**TEXTO FORNECIDO**:
════════════════════
Tudo é possível no multiverso. A frase chegou a ficar saturada durante a divulgação de Doutor Estranho no Multiverso da Loucura, longa do universo cinematográfico Marvel que pretendia abrir de vez as possibilidades desse conceito, após explorações mais tímidas em Loki, Homem-Aranha: Sem Volta Para Casa e What If…?. Mas, se tudo é possível no multiverso, porque o MCU nos mostra tão pouco dele?
O segundo filme do Doutor Estranho, sejamos justos, se permite sair um pouco da caixinha. Pelas mãos do roteirista Michael Waldron (também de Loki), conhecemos pelo menos meia dúzia de mundos paralelos, além de termos vislumbres rápidos de dezenas de outros. Aqueles em que ficamos, no entanto, são os que fazem mais “sentido” com o nosso, os que operam mais ou menos pelas regras (físicas, biológicas, emocionais) que já conhecemos.
Há detalhes diferentes, é claro - ruas alagadas, tecnologias distintas espalhadas pelos espaços públicos, estátuas e prédios onde não havia antes, vegetação em lugares e com morfologias distintas. O designer de produção Charles Wood faz hora extra para criar mundos convincentemente inquietantes em suas pequenas distinções, mas a verdade é que Multiverso da Loucura não está tão interessado assim em… bom, ser um filme sobre o multiverso.
Ao invés disso, tanto Waldron quanto o diretor Sam Raimi usam as múltiplas realidades como plataformas, ferramentas para fazer o que realmente querem. No caso do roteirista, trata-se de uma exploração honesta da diferença entre amor e posse, da necessidade de passar integralmente pelo luto para não acabar se segurando inutilmente a algo que não está mais lá - esse é o arco do Doutor Estranho (Benedict Cumberbatch), da Feiticeira Escarlate (Elizabeth Olsen), e até de America Chavez (Xochitl Gomez) no filme.
════════════════════
**EXERCÍCIOS**:
• a. Extraia, sem qualquer alteração, o trecho do texto sobre Doutor Estranho no Multiverso da Loucura que vai desde "Ao invés disso, tanto" até "Gomez) no filme.".
• b. Substitua "Text" por "Rótulo" nas linhas de dados, do início delas até a linha que contém "Text: S: S: [138, 20, 146, 33]", inclusive. Reproduza apenas essas linhas, mantendo todo o restante inalterado.

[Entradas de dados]
════════════════════
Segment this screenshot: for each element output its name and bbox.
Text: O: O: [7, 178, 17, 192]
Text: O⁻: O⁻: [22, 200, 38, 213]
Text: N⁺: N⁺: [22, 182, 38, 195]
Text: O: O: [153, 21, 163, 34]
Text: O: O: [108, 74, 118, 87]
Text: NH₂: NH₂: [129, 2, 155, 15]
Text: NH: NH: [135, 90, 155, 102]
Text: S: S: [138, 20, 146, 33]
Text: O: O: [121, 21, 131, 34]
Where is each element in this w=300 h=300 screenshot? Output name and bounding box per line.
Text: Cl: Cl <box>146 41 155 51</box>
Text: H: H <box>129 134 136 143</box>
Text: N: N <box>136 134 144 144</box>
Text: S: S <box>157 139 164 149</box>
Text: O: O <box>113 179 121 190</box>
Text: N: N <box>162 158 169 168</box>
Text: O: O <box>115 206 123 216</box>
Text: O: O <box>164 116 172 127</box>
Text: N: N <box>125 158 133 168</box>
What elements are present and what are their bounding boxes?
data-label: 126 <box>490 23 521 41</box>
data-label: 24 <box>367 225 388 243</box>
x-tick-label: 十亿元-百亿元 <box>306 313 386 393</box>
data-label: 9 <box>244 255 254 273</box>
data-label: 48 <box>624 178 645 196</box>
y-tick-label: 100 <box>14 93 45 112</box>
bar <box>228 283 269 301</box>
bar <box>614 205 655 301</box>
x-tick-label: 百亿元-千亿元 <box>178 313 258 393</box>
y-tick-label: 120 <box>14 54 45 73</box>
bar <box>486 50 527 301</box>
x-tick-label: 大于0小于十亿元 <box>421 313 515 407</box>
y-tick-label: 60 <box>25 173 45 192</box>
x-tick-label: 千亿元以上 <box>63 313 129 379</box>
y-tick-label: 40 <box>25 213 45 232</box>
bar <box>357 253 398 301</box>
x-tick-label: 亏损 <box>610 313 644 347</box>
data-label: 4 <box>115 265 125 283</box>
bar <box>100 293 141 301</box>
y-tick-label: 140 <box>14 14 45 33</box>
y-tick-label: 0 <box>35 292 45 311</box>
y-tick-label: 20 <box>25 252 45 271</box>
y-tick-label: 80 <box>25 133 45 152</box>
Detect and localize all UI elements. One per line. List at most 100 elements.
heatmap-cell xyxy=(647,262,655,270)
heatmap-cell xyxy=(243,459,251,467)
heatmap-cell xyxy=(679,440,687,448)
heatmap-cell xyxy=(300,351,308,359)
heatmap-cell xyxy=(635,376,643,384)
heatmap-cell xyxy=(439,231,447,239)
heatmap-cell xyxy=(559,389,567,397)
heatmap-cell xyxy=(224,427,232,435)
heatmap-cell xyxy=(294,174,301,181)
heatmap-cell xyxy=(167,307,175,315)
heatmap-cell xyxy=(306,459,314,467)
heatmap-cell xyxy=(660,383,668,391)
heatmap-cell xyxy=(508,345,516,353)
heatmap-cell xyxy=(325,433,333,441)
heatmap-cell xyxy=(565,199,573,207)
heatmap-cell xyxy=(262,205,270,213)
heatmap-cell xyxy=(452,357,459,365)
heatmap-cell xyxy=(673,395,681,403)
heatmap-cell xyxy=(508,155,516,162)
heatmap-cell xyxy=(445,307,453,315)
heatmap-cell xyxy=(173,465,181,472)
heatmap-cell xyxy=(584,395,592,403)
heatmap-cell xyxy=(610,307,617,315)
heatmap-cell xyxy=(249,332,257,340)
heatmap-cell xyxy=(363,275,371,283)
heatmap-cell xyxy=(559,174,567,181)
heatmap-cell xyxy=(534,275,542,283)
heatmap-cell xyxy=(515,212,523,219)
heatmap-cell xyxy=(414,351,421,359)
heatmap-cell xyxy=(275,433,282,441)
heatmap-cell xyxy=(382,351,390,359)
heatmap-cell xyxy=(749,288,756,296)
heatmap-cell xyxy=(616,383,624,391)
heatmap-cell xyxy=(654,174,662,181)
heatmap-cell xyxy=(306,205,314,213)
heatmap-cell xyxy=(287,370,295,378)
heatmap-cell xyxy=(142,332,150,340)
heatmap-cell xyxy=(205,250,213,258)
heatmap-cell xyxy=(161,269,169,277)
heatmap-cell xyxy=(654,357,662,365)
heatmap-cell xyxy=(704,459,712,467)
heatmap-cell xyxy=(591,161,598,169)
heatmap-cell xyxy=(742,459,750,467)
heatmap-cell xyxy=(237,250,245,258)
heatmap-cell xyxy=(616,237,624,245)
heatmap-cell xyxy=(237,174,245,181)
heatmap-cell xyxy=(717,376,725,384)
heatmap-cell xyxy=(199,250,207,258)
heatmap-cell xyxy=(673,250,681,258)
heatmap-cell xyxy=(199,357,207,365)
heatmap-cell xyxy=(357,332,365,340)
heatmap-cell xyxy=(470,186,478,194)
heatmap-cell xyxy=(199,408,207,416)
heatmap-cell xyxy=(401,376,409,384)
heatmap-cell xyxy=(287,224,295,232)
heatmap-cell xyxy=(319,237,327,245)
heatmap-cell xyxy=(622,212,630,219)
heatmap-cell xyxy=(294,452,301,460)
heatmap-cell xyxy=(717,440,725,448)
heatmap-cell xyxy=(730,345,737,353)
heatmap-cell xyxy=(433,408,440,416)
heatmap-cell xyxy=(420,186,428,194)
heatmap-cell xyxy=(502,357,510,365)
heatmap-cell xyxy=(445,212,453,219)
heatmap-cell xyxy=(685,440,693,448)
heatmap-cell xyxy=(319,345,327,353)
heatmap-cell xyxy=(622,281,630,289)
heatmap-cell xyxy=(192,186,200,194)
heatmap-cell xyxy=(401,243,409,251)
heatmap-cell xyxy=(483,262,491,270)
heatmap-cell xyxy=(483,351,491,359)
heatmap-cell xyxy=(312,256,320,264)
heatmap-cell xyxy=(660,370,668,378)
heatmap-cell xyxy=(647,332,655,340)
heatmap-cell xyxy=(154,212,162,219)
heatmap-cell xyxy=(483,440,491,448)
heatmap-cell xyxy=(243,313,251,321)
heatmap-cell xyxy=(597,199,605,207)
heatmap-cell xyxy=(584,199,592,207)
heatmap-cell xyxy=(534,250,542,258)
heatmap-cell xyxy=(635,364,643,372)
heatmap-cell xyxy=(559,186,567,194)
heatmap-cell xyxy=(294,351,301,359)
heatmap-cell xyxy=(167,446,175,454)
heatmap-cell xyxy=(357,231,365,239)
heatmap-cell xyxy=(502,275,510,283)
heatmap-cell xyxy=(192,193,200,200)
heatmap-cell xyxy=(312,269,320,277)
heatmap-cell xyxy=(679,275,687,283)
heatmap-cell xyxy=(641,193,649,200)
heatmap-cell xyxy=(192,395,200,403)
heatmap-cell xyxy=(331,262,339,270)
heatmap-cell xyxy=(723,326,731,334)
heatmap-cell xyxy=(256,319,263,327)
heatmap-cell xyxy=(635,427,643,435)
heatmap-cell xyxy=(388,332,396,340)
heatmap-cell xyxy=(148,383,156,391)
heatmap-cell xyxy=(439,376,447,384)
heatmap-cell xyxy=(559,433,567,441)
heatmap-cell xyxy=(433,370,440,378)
════════════════════
**RESULTADOS FINAIS**:
• a.
Ao invés disso, tanto Waldron quanto o diretor Sam Raimi usam as múltiplas realidades como plataformas, ferramentas para fazer o que realmente querem. No caso do roteirista, trata-se de uma exploração honesta da diferença entre amor e posse, da necessidade de passar integralmente pelo luto para não acabar se segurando inutilmente a algo que não está mais lá - esse é o arco do Doutor Estranho (Benedict Cumberbatch), da Feiticeira Escarlate (Elizabeth Olsen), e até de America Chavez (Xochitl Gomez) no filme.

• b.
Segment this screenshot: for each element output its name and bbox.
Rótulo: O: O: [7, 178, 17, 192]
Rótulo: O⁻: O⁻: [22, 200, 38, 213]
Rótulo: N⁺: N⁺: [22, 182, 38, 195]
Rótulo: O: O: [153, 21, 163, 34]
Rótulo: O: O: [108, 74, 118, 87]
Rótulo: NH₂: NH₂: [129, 2, 155, 15]
Rótulo: NH: NH: [135, 90, 155, 102]
Rótulo: S: S: [138, 20, 146, 33]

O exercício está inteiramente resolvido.